> [YOUR TASK] Where the word "xlabel" shows up in the entries below, please copy the whole line.

▬▬▬

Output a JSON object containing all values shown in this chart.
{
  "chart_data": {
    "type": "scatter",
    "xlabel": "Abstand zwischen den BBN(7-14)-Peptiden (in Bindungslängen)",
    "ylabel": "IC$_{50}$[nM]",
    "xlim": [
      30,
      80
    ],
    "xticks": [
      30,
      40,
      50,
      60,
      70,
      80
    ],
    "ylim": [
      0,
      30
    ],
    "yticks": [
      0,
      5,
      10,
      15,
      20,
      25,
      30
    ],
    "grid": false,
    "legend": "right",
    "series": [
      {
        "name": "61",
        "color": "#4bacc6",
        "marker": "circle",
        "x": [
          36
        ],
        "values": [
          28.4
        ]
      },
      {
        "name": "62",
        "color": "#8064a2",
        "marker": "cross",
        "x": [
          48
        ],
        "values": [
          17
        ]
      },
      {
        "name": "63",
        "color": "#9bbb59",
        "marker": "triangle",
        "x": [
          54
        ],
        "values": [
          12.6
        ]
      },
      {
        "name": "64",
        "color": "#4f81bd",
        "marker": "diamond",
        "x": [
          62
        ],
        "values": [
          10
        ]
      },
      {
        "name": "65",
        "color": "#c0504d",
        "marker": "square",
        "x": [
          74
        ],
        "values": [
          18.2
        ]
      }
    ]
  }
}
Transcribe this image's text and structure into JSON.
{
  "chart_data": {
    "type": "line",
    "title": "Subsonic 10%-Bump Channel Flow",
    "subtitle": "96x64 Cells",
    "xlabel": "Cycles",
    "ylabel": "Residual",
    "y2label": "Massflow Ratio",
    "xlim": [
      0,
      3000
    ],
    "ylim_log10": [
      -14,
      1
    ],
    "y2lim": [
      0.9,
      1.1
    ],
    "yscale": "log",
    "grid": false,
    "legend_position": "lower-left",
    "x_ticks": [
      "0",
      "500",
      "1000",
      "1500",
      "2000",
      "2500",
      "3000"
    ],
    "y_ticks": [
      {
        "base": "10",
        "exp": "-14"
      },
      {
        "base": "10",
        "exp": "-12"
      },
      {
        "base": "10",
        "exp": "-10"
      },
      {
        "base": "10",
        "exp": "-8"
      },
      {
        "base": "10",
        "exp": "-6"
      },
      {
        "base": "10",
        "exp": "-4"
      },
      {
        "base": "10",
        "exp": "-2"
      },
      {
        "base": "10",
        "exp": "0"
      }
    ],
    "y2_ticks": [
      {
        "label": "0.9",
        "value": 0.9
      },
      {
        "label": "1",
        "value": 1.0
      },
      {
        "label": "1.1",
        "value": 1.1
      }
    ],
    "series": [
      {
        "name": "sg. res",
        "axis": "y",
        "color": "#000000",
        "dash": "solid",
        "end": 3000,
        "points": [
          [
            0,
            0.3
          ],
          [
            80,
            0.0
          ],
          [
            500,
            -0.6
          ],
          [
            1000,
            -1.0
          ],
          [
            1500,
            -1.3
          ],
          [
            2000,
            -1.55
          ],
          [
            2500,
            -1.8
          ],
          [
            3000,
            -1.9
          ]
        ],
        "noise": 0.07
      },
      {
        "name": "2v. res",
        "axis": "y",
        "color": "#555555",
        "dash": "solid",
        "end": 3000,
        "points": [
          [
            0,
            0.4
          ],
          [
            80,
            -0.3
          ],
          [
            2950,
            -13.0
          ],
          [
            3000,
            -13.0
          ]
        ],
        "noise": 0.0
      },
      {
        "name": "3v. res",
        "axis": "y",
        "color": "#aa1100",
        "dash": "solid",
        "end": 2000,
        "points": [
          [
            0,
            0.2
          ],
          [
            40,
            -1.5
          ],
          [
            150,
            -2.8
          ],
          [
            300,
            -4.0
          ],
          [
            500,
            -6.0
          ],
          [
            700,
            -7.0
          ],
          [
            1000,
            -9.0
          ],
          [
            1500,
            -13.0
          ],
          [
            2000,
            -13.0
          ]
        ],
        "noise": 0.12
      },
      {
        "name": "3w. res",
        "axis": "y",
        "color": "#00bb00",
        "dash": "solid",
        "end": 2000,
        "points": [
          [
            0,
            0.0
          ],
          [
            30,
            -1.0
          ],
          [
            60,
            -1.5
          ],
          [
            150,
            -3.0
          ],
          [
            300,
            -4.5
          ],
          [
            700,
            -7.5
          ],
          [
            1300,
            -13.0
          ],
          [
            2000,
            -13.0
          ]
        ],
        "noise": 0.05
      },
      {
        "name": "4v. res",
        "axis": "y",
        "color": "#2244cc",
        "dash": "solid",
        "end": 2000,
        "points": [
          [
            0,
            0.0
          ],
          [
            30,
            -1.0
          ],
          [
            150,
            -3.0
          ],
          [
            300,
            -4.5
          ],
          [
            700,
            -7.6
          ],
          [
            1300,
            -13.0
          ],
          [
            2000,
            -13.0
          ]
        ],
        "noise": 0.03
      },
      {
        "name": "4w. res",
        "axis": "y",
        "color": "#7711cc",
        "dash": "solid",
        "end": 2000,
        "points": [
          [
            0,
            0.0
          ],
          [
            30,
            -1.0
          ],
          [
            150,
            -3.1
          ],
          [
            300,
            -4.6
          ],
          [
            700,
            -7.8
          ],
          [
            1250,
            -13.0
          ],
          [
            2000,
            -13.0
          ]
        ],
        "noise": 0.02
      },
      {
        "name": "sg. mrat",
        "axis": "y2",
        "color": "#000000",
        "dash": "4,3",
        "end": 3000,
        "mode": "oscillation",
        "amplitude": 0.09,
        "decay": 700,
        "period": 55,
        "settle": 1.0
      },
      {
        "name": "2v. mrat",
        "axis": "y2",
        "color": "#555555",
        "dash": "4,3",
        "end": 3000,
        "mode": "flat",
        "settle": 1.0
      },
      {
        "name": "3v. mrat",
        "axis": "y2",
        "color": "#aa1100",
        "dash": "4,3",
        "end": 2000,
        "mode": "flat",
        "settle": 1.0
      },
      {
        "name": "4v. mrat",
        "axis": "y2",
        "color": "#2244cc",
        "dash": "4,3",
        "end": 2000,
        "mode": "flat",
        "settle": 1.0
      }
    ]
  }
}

▬▬▬

> [EXERCISE SOLUTION]
    "xlabel": "Abstand zwischen den BBN(7-14)-Peptiden (in Bindungslängen)",
    "xlabel": "Cycles",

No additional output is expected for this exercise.